**** Source material ****

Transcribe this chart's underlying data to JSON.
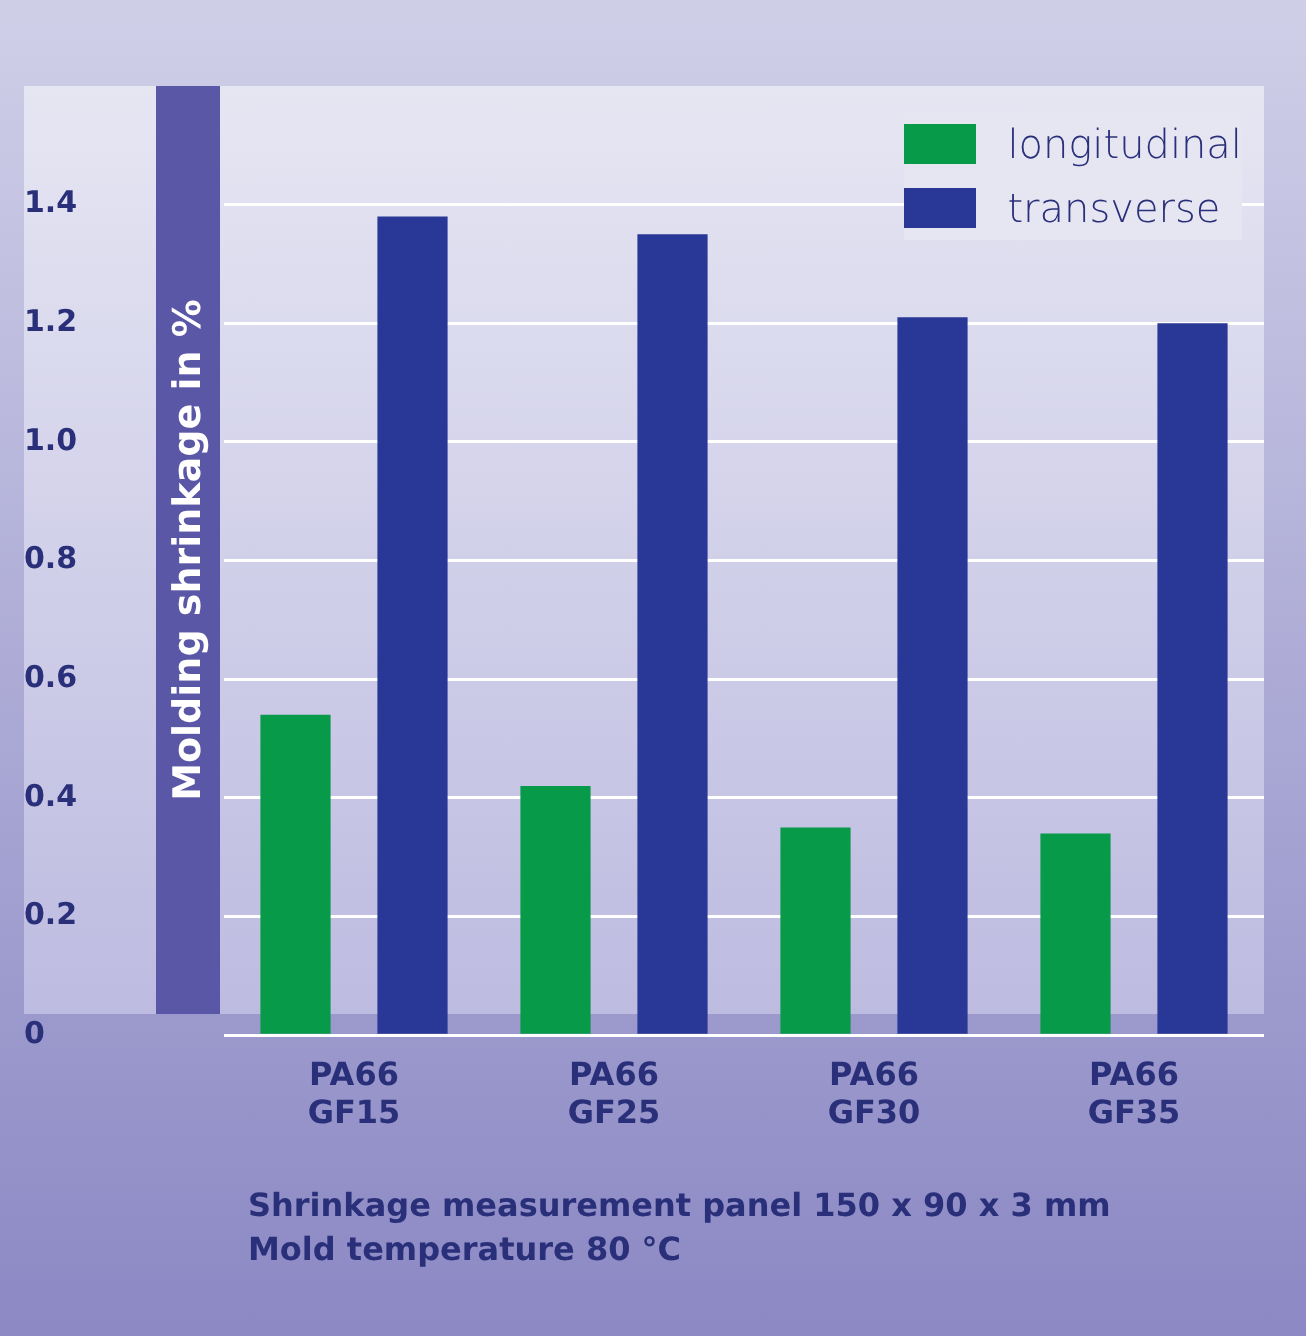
{
  "chart_data": {
    "type": "bar",
    "ylabel": "Molding shrinkage in %",
    "categories": [
      "PA66 GF15",
      "PA66 GF25",
      "PA66 GF30",
      "PA66 GF35"
    ],
    "series": [
      {
        "name": "longitudinal",
        "color": "#079a48",
        "values": [
          0.54,
          0.42,
          0.35,
          0.34
        ]
      },
      {
        "name": "transverse",
        "color": "#293896",
        "values": [
          1.38,
          1.35,
          1.21,
          1.2
        ]
      }
    ],
    "ylim": [
      0,
      1.6
    ],
    "yticks": [
      0,
      0.2,
      0.4,
      0.6,
      0.8,
      {
        "value": 1,
        "label": "1.0"
      },
      1.2,
      1.4
    ],
    "grid": "y",
    "legend": "top right",
    "annotations": [
      "Shrinkage measurement panel 150 x 90 x 3 mm",
      "Mold temperature 80 °C"
    ]
  }
}
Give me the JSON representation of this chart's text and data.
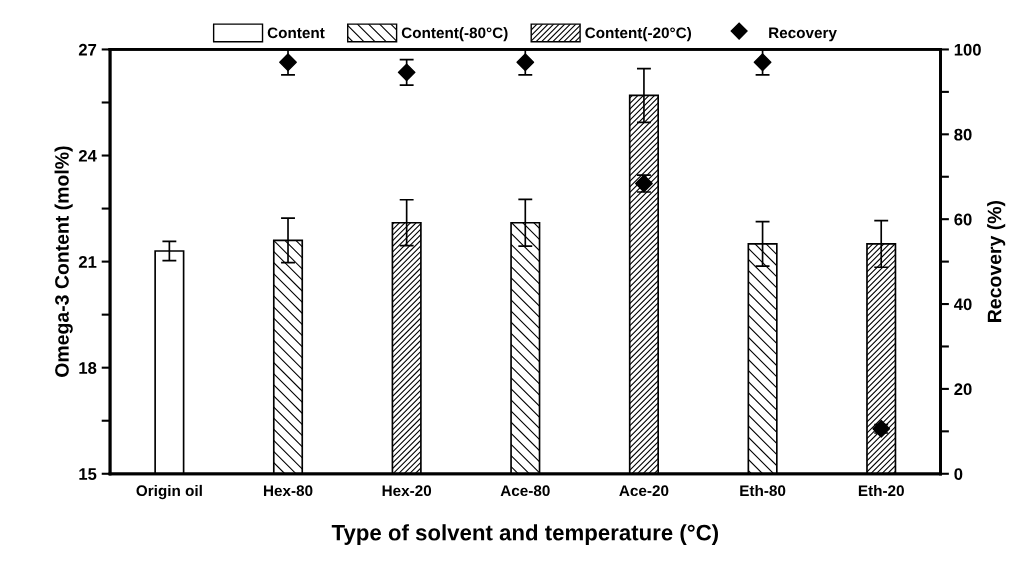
{
  "chart_data": {
    "type": "bar",
    "xlabel": "Type of solvent and temperature (°C)",
    "ylabel": "Omega-3 Content (mol%)",
    "y2label": "Recovery (%)",
    "categories": [
      "Origin oil",
      "Hex-80",
      "Hex-20",
      "Ace-80",
      "Ace-20",
      "Eth-80",
      "Eth-20"
    ],
    "series": [
      {
        "name": "Content",
        "color": "#ffffff",
        "values": [
          21.3,
          null,
          null,
          null,
          null,
          null,
          null
        ],
        "errors": [
          0.27,
          null,
          null,
          null,
          null,
          null,
          null
        ]
      },
      {
        "name": "Content(-80°C)",
        "color": "#000000",
        "values": [
          null,
          21.6,
          null,
          22.1,
          null,
          21.5,
          null
        ],
        "errors": [
          null,
          0.63,
          null,
          0.66,
          null,
          0.63,
          null
        ]
      },
      {
        "name": "Content(-20°C)",
        "color": "#000000",
        "values": [
          null,
          null,
          22.1,
          null,
          25.7,
          null,
          21.5
        ],
        "errors": [
          null,
          null,
          0.65,
          null,
          0.76,
          null,
          0.66
        ]
      },
      {
        "name": "Recovery",
        "type": "scatter",
        "axis": "y2",
        "marker": "diamond",
        "color": "#000000",
        "values": [
          null,
          97,
          94.6,
          97,
          68.4,
          97,
          10.6
        ],
        "errors": [
          null,
          3,
          3,
          3,
          2,
          3,
          1
        ]
      }
    ],
    "ylim": [
      15,
      27
    ],
    "yticks": [
      15,
      {
        "value": 16.5,
        "label": null
      },
      18,
      {
        "value": 19.5,
        "label": null
      },
      21,
      {
        "value": 22.5,
        "label": null
      },
      24,
      {
        "value": 25.5,
        "label": null
      },
      27
    ],
    "y2lim": [
      0,
      100
    ],
    "y2ticks": [
      0,
      {
        "value": 10,
        "label": null
      },
      20,
      {
        "value": 30,
        "label": null
      },
      40,
      {
        "value": 50,
        "label": null
      },
      60,
      {
        "value": 70,
        "label": null
      },
      80,
      {
        "value": 90,
        "label": null
      },
      100
    ],
    "legend": "top",
    "grid": false
  }
}
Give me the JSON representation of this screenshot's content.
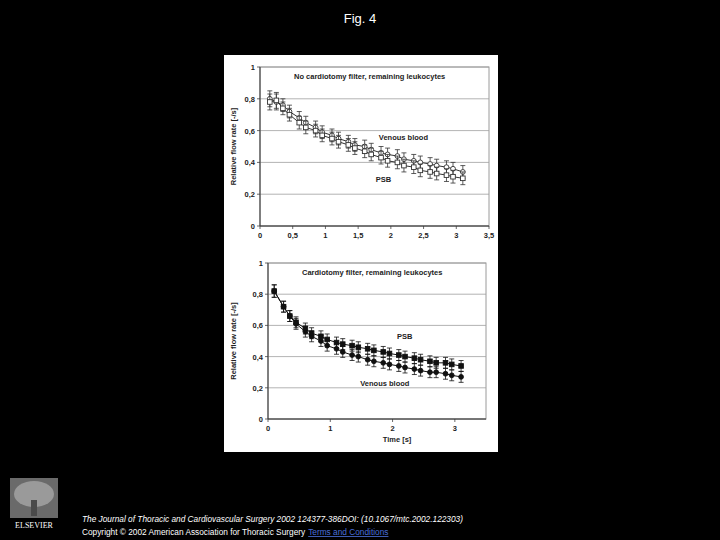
{
  "title": "Fig. 4",
  "chart_data": [
    {
      "type": "line",
      "title": "No cardiotomy filter, remaining leukocytes",
      "y_label": "Relative flow rate [-/s]",
      "x": [
        0.15,
        0.25,
        0.35,
        0.45,
        0.6,
        0.7,
        0.85,
        0.95,
        1.1,
        1.2,
        1.35,
        1.45,
        1.6,
        1.7,
        1.85,
        1.95,
        2.1,
        2.2,
        2.35,
        2.45,
        2.6,
        2.7,
        2.85,
        2.95,
        3.1
      ],
      "series": [
        {
          "name": "Venous blood",
          "color": "#333333",
          "marker": "open-circle",
          "values": [
            0.8,
            0.78,
            0.76,
            0.72,
            0.68,
            0.65,
            0.62,
            0.59,
            0.57,
            0.55,
            0.53,
            0.51,
            0.5,
            0.48,
            0.46,
            0.45,
            0.44,
            0.42,
            0.41,
            0.4,
            0.39,
            0.38,
            0.37,
            0.36,
            0.34
          ],
          "errors": [
            0.05,
            0.05,
            0.04,
            0.04,
            0.04,
            0.04,
            0.04,
            0.04,
            0.04,
            0.04,
            0.04,
            0.04,
            0.04,
            0.04,
            0.04,
            0.04,
            0.04,
            0.04,
            0.04,
            0.04,
            0.04,
            0.04,
            0.04,
            0.04,
            0.04
          ]
        },
        {
          "name": "PSB",
          "color": "#333333",
          "marker": "open-square",
          "values": [
            0.78,
            0.79,
            0.74,
            0.7,
            0.65,
            0.62,
            0.6,
            0.57,
            0.55,
            0.53,
            0.51,
            0.49,
            0.47,
            0.45,
            0.43,
            0.41,
            0.4,
            0.38,
            0.37,
            0.35,
            0.34,
            0.33,
            0.32,
            0.31,
            0.3
          ],
          "errors": [
            0.05,
            0.05,
            0.04,
            0.04,
            0.04,
            0.04,
            0.04,
            0.04,
            0.04,
            0.04,
            0.04,
            0.04,
            0.04,
            0.04,
            0.04,
            0.04,
            0.04,
            0.04,
            0.04,
            0.04,
            0.04,
            0.04,
            0.04,
            0.04,
            0.04
          ]
        }
      ],
      "xlim": [
        0,
        3.5
      ],
      "xticks": [
        0,
        {
          "value": 0.5,
          "label": "0,5"
        },
        1,
        {
          "value": 1.5,
          "label": "1,5"
        },
        2,
        {
          "value": 2.5,
          "label": "2,5"
        },
        3,
        {
          "value": 3.5,
          "label": "3,5"
        }
      ],
      "ylim": [
        0,
        1
      ],
      "yticks": [
        0,
        {
          "value": 0.2,
          "label": "0,2"
        },
        {
          "value": 0.4,
          "label": "0,4"
        },
        {
          "value": 0.6,
          "label": "0,6"
        },
        {
          "value": 0.8,
          "label": "0,8"
        },
        1
      ],
      "grid": true
    },
    {
      "type": "line",
      "title": "Cardiotomy filter, remaining leukocytes",
      "y_label": "Relative flow rate [-/s]",
      "x_label": "Time [s]",
      "x": [
        0.1,
        0.25,
        0.35,
        0.45,
        0.6,
        0.7,
        0.85,
        0.95,
        1.1,
        1.2,
        1.35,
        1.45,
        1.6,
        1.7,
        1.85,
        1.95,
        2.1,
        2.2,
        2.35,
        2.45,
        2.6,
        2.7,
        2.85,
        2.95,
        3.1
      ],
      "series": [
        {
          "name": "Venous blood",
          "color": "#111111",
          "marker": "circle",
          "values": [
            0.82,
            0.72,
            0.66,
            0.61,
            0.56,
            0.53,
            0.5,
            0.47,
            0.45,
            0.43,
            0.41,
            0.4,
            0.38,
            0.37,
            0.36,
            0.35,
            0.34,
            0.33,
            0.32,
            0.31,
            0.3,
            0.3,
            0.29,
            0.28,
            0.27
          ],
          "errors": [
            0.04,
            0.035,
            0.035,
            0.035,
            0.035,
            0.035,
            0.035,
            0.035,
            0.035,
            0.035,
            0.035,
            0.035,
            0.035,
            0.035,
            0.035,
            0.035,
            0.035,
            0.035,
            0.035,
            0.035,
            0.035,
            0.035,
            0.035,
            0.035,
            0.035
          ]
        },
        {
          "name": "PSB",
          "color": "#111111",
          "marker": "square",
          "values": [
            0.82,
            0.72,
            0.66,
            0.62,
            0.58,
            0.55,
            0.53,
            0.51,
            0.49,
            0.48,
            0.47,
            0.46,
            0.45,
            0.44,
            0.43,
            0.42,
            0.41,
            0.4,
            0.39,
            0.38,
            0.37,
            0.36,
            0.36,
            0.35,
            0.34
          ],
          "errors": [
            0.04,
            0.035,
            0.035,
            0.035,
            0.035,
            0.035,
            0.035,
            0.035,
            0.035,
            0.035,
            0.035,
            0.035,
            0.035,
            0.035,
            0.035,
            0.035,
            0.035,
            0.035,
            0.035,
            0.035,
            0.035,
            0.035,
            0.035,
            0.035,
            0.035
          ]
        }
      ],
      "xlim": [
        0,
        3.5
      ],
      "xticks": [
        0,
        1,
        2,
        3
      ],
      "ylim": [
        0,
        1
      ],
      "yticks": [
        0,
        {
          "value": 0.2,
          "label": "0,2"
        },
        {
          "value": 0.4,
          "label": "0,4"
        },
        {
          "value": 0.6,
          "label": "0,6"
        },
        {
          "value": 0.8,
          "label": "0,8"
        },
        1
      ],
      "grid": true
    }
  ],
  "footer": {
    "citation": "The Journal of Thoracic and Cardiovascular Surgery 2002 124377-386DOI: (10.1067/mtc.2002.122303)",
    "copyright": "Copyright © 2002 American Association for Thoracic Surgery",
    "link": "Terms and Conditions",
    "publisher": "ELSEVIER"
  }
}
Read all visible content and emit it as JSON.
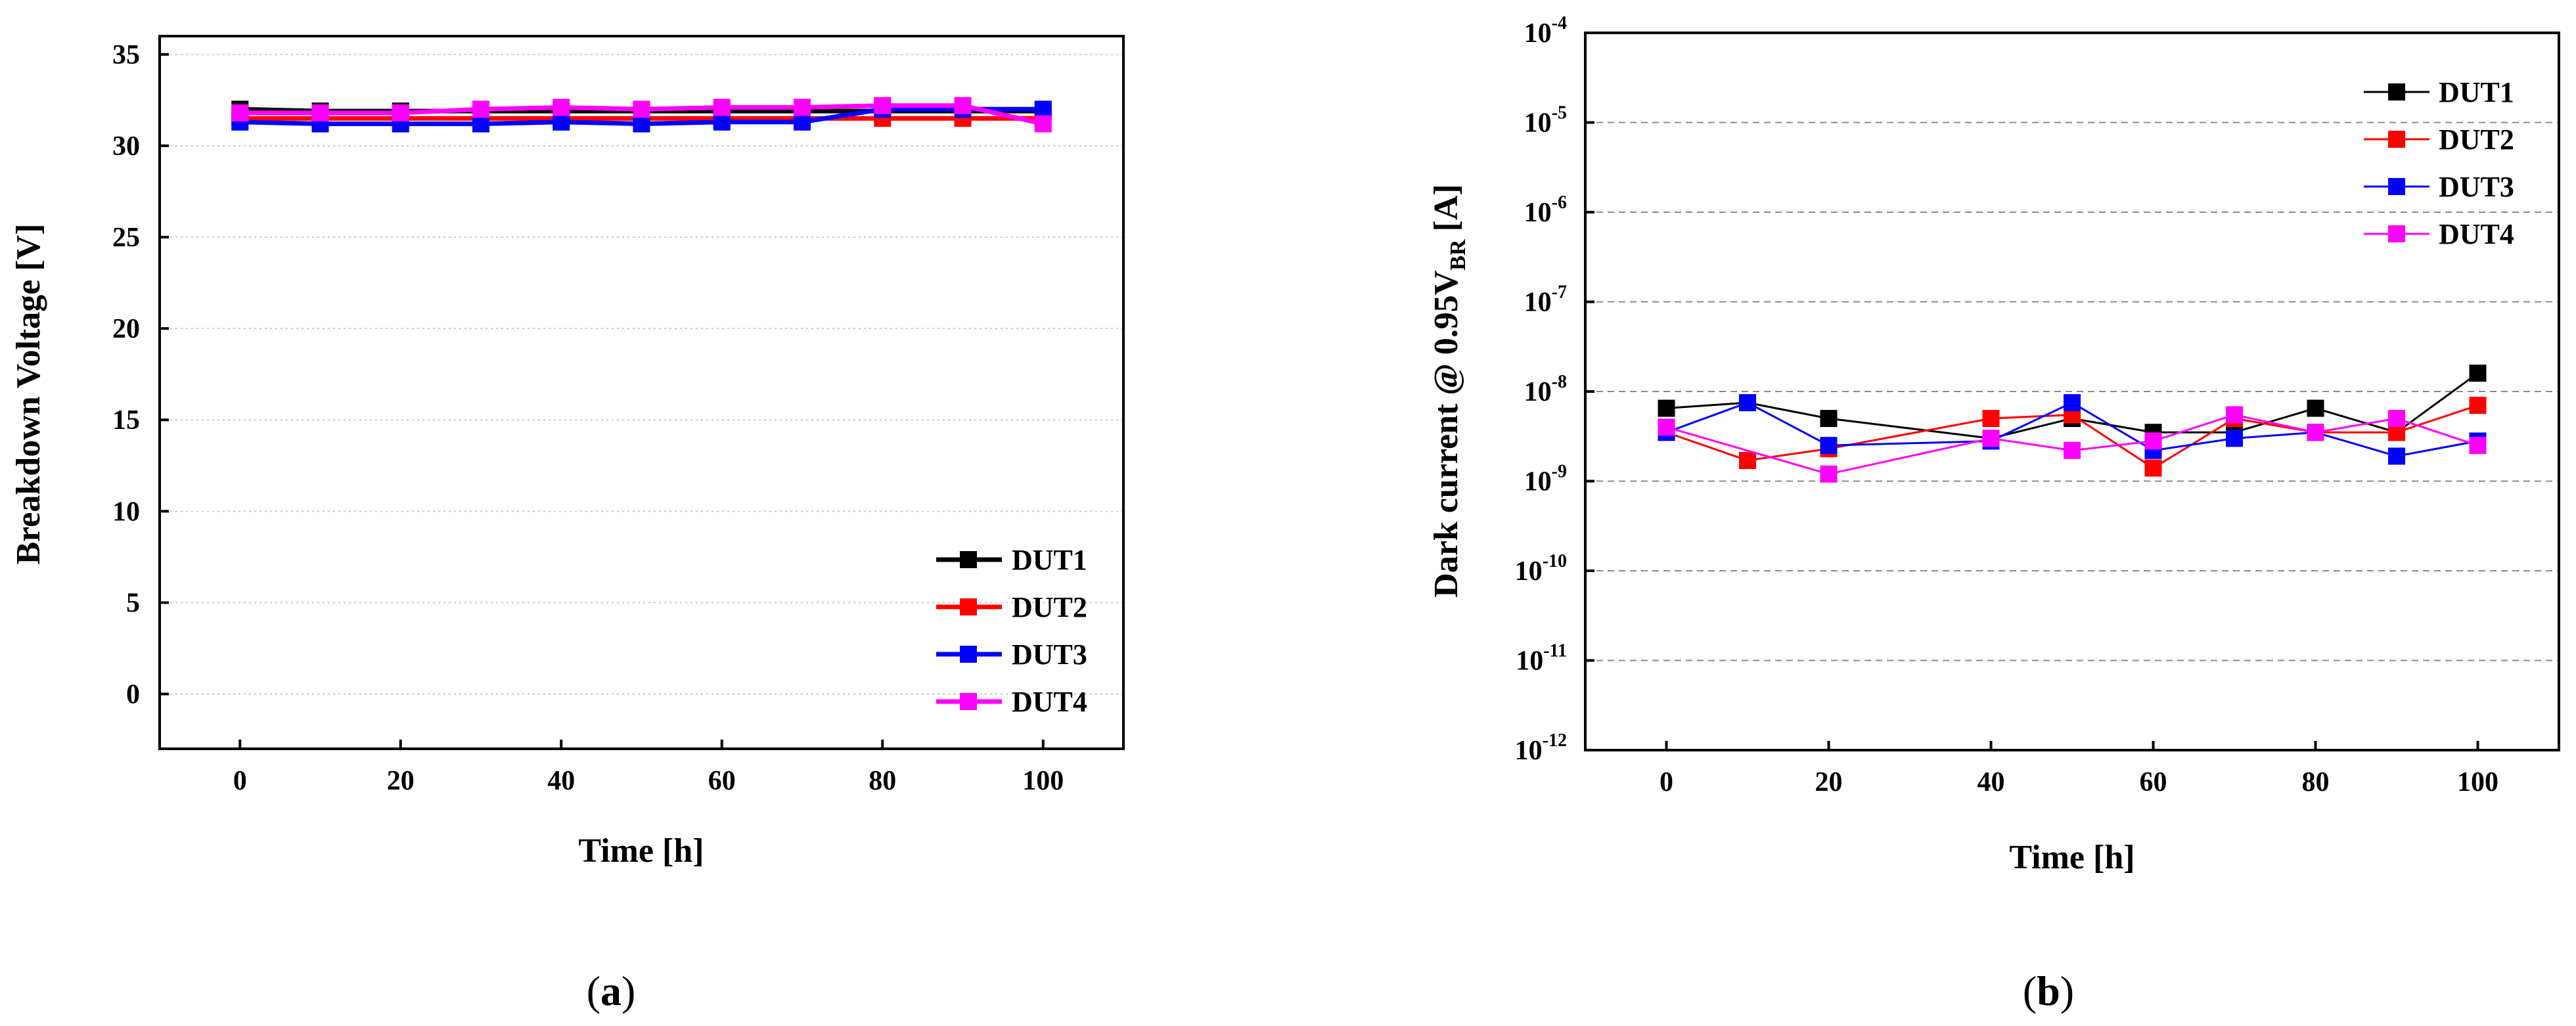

****

→ **Work to do**
Where a line contains "temperature", copy that line.

→ **Answer for this exercise**
      "Mold temperature 80 °C"
    "xlabel": "Type of solvent and temperature (°C)",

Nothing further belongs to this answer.